BEGIN Stored records
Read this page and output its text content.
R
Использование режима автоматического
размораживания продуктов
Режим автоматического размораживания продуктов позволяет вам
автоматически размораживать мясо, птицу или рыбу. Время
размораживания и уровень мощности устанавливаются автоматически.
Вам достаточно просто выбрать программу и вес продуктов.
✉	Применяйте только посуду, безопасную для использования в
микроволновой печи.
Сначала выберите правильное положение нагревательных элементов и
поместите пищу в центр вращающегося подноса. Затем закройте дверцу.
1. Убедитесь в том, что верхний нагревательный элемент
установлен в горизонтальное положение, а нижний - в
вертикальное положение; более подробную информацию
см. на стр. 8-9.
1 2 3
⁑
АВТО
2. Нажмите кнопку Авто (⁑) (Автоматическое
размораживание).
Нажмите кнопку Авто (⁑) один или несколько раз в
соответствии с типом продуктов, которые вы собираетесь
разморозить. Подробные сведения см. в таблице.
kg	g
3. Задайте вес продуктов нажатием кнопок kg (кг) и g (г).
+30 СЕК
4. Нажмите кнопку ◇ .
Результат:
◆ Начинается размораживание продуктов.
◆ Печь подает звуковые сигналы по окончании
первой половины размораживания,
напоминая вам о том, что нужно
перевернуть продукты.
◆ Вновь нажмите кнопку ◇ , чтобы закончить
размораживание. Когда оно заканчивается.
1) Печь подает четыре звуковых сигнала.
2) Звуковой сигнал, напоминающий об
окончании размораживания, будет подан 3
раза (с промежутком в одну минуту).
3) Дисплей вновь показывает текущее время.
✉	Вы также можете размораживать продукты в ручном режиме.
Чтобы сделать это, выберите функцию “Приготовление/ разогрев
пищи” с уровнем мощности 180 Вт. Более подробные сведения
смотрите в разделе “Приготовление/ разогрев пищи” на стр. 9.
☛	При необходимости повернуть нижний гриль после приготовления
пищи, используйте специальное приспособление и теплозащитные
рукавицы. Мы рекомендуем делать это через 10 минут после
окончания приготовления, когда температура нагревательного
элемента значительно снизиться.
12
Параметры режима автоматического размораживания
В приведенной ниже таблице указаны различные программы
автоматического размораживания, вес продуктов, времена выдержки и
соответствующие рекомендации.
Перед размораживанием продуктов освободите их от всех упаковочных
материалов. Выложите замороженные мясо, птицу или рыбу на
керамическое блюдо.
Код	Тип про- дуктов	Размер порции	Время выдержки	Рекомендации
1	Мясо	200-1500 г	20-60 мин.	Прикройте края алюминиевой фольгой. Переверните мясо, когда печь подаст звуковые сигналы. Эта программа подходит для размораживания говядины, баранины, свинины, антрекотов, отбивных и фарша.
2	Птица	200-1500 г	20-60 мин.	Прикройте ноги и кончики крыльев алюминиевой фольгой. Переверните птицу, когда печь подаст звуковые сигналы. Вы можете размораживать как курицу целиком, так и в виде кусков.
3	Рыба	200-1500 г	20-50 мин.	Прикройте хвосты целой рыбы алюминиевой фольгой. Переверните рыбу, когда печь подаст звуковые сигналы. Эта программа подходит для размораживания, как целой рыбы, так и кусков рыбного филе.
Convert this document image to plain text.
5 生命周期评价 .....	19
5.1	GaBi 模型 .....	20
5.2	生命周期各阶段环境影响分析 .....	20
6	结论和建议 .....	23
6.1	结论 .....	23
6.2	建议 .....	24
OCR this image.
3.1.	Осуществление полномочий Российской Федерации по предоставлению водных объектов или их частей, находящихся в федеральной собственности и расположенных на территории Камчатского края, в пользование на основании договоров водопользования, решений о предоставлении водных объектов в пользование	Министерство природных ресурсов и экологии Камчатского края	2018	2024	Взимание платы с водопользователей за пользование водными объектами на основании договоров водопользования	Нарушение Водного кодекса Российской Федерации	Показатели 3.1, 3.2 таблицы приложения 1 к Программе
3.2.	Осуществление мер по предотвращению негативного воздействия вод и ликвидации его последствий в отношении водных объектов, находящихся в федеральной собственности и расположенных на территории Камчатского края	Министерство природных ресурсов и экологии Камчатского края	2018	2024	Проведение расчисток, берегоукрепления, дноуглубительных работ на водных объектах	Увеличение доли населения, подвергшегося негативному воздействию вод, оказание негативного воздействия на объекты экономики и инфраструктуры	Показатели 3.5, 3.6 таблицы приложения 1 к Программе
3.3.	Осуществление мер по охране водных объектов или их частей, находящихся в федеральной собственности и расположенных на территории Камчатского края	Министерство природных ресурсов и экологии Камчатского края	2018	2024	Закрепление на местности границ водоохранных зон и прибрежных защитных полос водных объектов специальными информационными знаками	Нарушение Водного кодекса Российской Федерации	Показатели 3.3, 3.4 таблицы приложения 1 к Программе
END Stored records
* Your task
From the listing above, copy all lines holding the word "выберите".

* Solution
Сначала выберите правильное положение нагревательных элементов и
Чтобы сделать это, выберите функцию “Приготовление/ разогрев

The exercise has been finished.